**WHAT YOU NEED TO DO**
Reproduce the material in full, unchanged.

Part of a data file:
────────
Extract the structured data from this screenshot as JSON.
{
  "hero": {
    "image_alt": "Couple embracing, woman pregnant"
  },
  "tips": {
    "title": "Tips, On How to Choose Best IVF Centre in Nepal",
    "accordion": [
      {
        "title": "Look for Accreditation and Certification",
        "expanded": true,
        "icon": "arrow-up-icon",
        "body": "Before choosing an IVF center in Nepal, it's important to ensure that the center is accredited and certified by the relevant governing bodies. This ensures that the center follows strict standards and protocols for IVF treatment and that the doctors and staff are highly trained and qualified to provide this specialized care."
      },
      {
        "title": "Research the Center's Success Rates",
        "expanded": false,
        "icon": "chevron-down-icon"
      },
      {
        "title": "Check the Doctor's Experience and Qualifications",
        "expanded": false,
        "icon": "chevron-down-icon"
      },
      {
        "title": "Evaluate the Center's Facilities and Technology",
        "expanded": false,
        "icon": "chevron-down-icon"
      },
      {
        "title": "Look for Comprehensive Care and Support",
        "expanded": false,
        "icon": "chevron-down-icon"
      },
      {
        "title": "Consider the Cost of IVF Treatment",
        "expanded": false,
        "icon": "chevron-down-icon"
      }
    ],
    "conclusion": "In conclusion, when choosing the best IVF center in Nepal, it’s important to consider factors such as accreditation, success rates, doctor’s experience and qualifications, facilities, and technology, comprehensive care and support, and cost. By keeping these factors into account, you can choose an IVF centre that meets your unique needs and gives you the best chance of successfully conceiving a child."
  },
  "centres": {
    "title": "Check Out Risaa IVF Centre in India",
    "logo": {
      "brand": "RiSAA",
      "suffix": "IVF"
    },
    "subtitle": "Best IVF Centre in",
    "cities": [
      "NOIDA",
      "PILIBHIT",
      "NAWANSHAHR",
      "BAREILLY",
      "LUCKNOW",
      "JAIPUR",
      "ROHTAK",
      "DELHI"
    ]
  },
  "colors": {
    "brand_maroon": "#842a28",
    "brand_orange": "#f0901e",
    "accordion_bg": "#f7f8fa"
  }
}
────────
**EXERCISE ANSWER**
Extract the structured data from this screenshot as JSON.
{
  "hero": {
    "image_alt": "Couple embracing, woman pregnant"
  },
  "tips": {
    "title": "Tips, On How to Choose Best IVF Centre in Nepal",
    "accordion": [
      {
        "title": "Look for Accreditation and Certification",
        "expanded": true,
        "icon": "arrow-up-icon",
        "body": "Before choosing an IVF center in Nepal, it's important to ensure that the center is accredited and certified by the relevant governing bodies. This ensures that the center follows strict standards and protocols for IVF treatment and that the doctors and staff are highly trained and qualified to provide this specialized care."
      },
      {
        "title": "Research the Center's Success Rates",
        "expanded": false,
        "icon": "chevron-down-icon"
      },
      {
        "title": "Check the Doctor's Experience and Qualifications",
        "expanded": false,
        "icon": "chevron-down-icon"
      },
      {
        "title": "Evaluate the Center's Facilities and Technology",
        "expanded": false,
        "icon": "chevron-down-icon"
      },
      {
        "title": "Look for Comprehensive Care and Support",
        "expanded": false,
        "icon": "chevron-down-icon"
      },
      {
        "title": "Consider the Cost of IVF Treatment",
        "expanded": false,
        "icon": "chevron-down-icon"
      }
    ],
    "conclusion": "In conclusion, when choosing the best IVF center in Nepal, it’s important to consider factors such as accreditation, success rates, doctor’s experience and qualifications, facilities, and technology, comprehensive care and support, and cost. By keeping these factors into account, you can choose an IVF centre that meets your unique needs and gives you the best chance of successfully conceiving a child."
  },
  "centres": {
    "title": "Check Out Risaa IVF Centre in India",
    "logo": {
      "brand": "RiSAA",
      "suffix": "IVF"
    },
    "subtitle": "Best IVF Centre in",
    "cities": [
      "NOIDA",
      "PILIBHIT",
      "NAWANSHAHR",
      "BAREILLY",
      "LUCKNOW",
      "JAIPUR",
      "ROHTAK",
      "DELHI"
    ]
  },
  "colors": {
    "brand_maroon": "#842a28",
    "brand_orange": "#f0901e",
    "accordion_bg": "#f7f8fa"
  }
}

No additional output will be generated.